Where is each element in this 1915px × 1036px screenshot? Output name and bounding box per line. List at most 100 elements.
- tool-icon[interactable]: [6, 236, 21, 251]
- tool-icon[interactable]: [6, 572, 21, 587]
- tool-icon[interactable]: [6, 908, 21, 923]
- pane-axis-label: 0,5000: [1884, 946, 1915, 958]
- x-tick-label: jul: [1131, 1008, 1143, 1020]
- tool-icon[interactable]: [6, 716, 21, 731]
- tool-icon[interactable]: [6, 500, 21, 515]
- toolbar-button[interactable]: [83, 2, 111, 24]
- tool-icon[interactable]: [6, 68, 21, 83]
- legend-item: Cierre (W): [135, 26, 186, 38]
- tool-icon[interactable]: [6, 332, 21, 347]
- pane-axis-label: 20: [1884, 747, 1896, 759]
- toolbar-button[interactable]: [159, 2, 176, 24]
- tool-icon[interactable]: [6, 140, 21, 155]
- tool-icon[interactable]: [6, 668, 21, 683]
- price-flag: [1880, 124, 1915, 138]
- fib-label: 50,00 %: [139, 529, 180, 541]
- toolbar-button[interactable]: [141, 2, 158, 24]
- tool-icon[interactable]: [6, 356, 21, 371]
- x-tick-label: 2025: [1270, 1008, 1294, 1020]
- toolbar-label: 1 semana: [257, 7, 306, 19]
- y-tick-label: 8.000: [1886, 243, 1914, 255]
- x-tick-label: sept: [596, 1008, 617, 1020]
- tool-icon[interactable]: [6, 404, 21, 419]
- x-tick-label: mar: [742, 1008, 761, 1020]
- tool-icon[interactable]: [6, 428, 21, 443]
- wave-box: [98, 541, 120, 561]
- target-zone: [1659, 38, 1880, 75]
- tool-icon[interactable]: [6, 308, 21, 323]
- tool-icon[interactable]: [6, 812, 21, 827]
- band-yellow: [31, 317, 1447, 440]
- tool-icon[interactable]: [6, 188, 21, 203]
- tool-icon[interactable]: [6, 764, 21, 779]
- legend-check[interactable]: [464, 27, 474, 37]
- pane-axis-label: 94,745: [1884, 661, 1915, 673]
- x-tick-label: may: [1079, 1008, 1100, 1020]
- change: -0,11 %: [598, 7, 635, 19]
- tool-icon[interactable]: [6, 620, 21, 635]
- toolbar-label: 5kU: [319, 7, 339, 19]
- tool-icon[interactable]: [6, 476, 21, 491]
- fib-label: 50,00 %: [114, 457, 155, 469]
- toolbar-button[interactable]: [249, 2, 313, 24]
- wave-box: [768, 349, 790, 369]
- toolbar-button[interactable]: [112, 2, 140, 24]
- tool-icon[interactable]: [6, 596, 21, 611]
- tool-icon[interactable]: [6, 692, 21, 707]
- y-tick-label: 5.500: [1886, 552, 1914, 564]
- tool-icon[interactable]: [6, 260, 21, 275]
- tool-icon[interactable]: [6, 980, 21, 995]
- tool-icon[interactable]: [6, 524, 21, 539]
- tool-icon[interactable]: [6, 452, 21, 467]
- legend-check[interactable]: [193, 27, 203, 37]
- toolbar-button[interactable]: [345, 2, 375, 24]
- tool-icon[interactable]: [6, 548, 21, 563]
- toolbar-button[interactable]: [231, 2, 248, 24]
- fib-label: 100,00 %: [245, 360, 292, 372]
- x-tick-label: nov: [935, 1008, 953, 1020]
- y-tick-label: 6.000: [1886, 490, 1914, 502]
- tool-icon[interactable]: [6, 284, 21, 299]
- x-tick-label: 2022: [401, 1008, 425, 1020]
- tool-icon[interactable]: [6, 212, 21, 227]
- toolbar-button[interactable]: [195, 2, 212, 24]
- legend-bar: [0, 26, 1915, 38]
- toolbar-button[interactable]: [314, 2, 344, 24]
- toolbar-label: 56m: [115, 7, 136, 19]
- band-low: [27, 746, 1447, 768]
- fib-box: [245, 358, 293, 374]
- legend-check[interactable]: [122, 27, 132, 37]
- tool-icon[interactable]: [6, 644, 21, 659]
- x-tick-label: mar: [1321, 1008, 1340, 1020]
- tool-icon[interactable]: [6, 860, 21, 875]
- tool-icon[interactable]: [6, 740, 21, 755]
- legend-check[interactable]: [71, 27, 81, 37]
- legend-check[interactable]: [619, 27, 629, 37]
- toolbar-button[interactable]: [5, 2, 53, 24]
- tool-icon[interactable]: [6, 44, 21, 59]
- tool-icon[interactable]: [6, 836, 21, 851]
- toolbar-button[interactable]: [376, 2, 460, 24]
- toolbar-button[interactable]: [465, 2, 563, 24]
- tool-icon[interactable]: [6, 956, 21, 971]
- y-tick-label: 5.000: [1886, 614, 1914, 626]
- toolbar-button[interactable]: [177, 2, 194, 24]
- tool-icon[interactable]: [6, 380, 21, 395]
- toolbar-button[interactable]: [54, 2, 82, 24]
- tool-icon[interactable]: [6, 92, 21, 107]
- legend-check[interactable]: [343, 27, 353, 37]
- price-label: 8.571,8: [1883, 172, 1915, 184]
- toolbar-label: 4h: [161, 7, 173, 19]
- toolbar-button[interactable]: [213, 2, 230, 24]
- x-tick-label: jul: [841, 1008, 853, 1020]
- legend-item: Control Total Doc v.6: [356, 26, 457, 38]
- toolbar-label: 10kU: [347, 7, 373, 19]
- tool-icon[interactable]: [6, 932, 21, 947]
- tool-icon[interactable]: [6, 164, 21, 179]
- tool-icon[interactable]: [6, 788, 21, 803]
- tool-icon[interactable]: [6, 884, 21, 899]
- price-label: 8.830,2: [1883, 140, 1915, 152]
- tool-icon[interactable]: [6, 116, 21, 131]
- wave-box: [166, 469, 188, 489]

▬▬▬▬▬▬▬▬▬▬

● **INSTRUCTION**
Can you turn every line of the material above into a numbered list, leaving out any blank lines?

● **EXERCISE ANSWER**
1. Where is each element in this 1915px × 1036px screenshot? Output name and bounding box per line. List at most 100 elements.
2. - tool-icon[interactable]: [6, 236, 21, 251]
3. - tool-icon[interactable]: [6, 572, 21, 587]
4. - tool-icon[interactable]: [6, 908, 21, 923]
5. - pane-axis-label: 0,5000: [1884, 946, 1915, 958]
6. - x-tick-label: jul: [1131, 1008, 1143, 1020]
7. - tool-icon[interactable]: [6, 716, 21, 731]
8. - tool-icon[interactable]: [6, 500, 21, 515]
9. - toolbar-button[interactable]: [83, 2, 111, 24]
10. - tool-icon[interactable]: [6, 68, 21, 83]
11. - legend-item: Cierre (W): [135, 26, 186, 38]
12. - tool-icon[interactable]: [6, 332, 21, 347]
13. - pane-axis-label: 20: [1884, 747, 1896, 759]
14. - toolbar-button[interactable]: [159, 2, 176, 24]
15. - tool-icon[interactable]: [6, 140, 21, 155]
16. - tool-icon[interactable]: [6, 668, 21, 683]
17. - price-flag: [1880, 124, 1915, 138]
18. - fib-label: 50,00 %: [139, 529, 180, 541]
19. - toolbar-button[interactable]: [141, 2, 158, 24]
20. - tool-icon[interactable]: [6, 356, 21, 371]
21. - x-tick-label: 2025: [1270, 1008, 1294, 1020]
22. - toolbar-label: 1 semana: [257, 7, 306, 19]
23. - y-tick-label: 8.000: [1886, 243, 1914, 255]
24. - x-tick-label: sept: [596, 1008, 617, 1020]
25. - tool-icon[interactable]: [6, 404, 21, 419]
26. - x-tick-label: mar: [742, 1008, 761, 1020]
27. - tool-icon[interactable]: [6, 428, 21, 443]
28. - wave-box: [98, 541, 120, 561]
29. - target-zone: [1659, 38, 1880, 75]
30. - tool-icon[interactable]: [6, 308, 21, 323]
31. - tool-icon[interactable]: [6, 812, 21, 827]
32. - band-yellow: [31, 317, 1447, 440]
33. - tool-icon[interactable]: [6, 188, 21, 203]
34. - tool-icon[interactable]: [6, 764, 21, 779]
35. - legend-check[interactable]: [464, 27, 474, 37]
36. - pane-axis-label: 94,745: [1884, 661, 1915, 673]
37. - x-tick-label: may: [1079, 1008, 1100, 1020]
38. - change: -0,11 %: [598, 7, 635, 19]
39. - tool-icon[interactable]: [6, 620, 21, 635]
40. - toolbar-label: 5kU: [319, 7, 339, 19]
41. - tool-icon[interactable]: [6, 476, 21, 491]
42. - fib-label: 50,00 %: [114, 457, 155, 469]
43. - toolbar-button[interactable]: [249, 2, 313, 24]
44. - wave-box: [768, 349, 790, 369]
45. - toolbar-button[interactable]: [112, 2, 140, 24]
46. - tool-icon[interactable]: [6, 596, 21, 611]
47. - tool-icon[interactable]: [6, 692, 21, 707]
48. - y-tick-label: 5.500: [1886, 552, 1914, 564]
49. - tool-icon[interactable]: [6, 260, 21, 275]
50. - tool-icon[interactable]: [6, 980, 21, 995]
51. - tool-icon[interactable]: [6, 524, 21, 539]
52. - tool-icon[interactable]: [6, 452, 21, 467]
53. - legend-check[interactable]: [193, 27, 203, 37]
54. - toolbar-button[interactable]: [345, 2, 375, 24]
55. - tool-icon[interactable]: [6, 548, 21, 563]
56. - toolbar-button[interactable]: [231, 2, 248, 24]
57. - fib-label: 100,00 %: [245, 360, 292, 372]
58. - x-tick-label: nov: [935, 1008, 953, 1020]
59. - y-tick-label: 6.000: [1886, 490, 1914, 502]
60. - tool-icon[interactable]: [6, 284, 21, 299]
61. - x-tick-label: 2022: [401, 1008, 425, 1020]
62. - tool-icon[interactable]: [6, 212, 21, 227]
63. - toolbar-button[interactable]: [195, 2, 212, 24]
64. - legend-bar: [0, 26, 1915, 38]
65. - toolbar-button[interactable]: [314, 2, 344, 24]
66. - toolbar-label: 56m: [115, 7, 136, 19]
67. - band-low: [27, 746, 1447, 768]
68. - fib-box: [245, 358, 293, 374]
69. - legend-check[interactable]: [122, 27, 132, 37]
70. - tool-icon[interactable]: [6, 644, 21, 659]
71. - x-tick-label: mar: [1321, 1008, 1340, 1020]
72. - tool-icon[interactable]: [6, 860, 21, 875]
73. - tool-icon[interactable]: [6, 740, 21, 755]
74. - legend-check[interactable]: [71, 27, 81, 37]
75. - legend-check[interactable]: [619, 27, 629, 37]
76. - toolbar-button[interactable]: [5, 2, 53, 24]
77. - tool-icon[interactable]: [6, 44, 21, 59]
78. - tool-icon[interactable]: [6, 836, 21, 851]
79. - toolbar-button[interactable]: [376, 2, 460, 24]
80. - toolbar-button[interactable]: [465, 2, 563, 24]
81. - tool-icon[interactable]: [6, 956, 21, 971]
82. - y-tick-label: 5.000: [1886, 614, 1914, 626]
83. - toolbar-button[interactable]: [177, 2, 194, 24]
84. - tool-icon[interactable]: [6, 380, 21, 395]
85. - toolbar-button[interactable]: [54, 2, 82, 24]
86. - tool-icon[interactable]: [6, 92, 21, 107]
87. - legend-check[interactable]: [343, 27, 353, 37]
88. - price-label: 8.571,8: [1883, 172, 1915, 184]
89. - toolbar-label: 4h: [161, 7, 173, 19]
90. - toolbar-button[interactable]: [213, 2, 230, 24]
91. - x-tick-label: jul: [841, 1008, 853, 1020]
92. - legend-item: Control Total Doc v.6: [356, 26, 457, 38]
93. - toolbar-label: 10kU: [347, 7, 373, 19]
94. - tool-icon[interactable]: [6, 932, 21, 947]
95. - tool-icon[interactable]: [6, 164, 21, 179]
96. - tool-icon[interactable]: [6, 788, 21, 803]
97. - tool-icon[interactable]: [6, 884, 21, 899]
98. - price-label: 8.830,2: [1883, 140, 1915, 152]
99. - tool-icon[interactable]: [6, 116, 21, 131]
100. - wave-box: [166, 469, 188, 489]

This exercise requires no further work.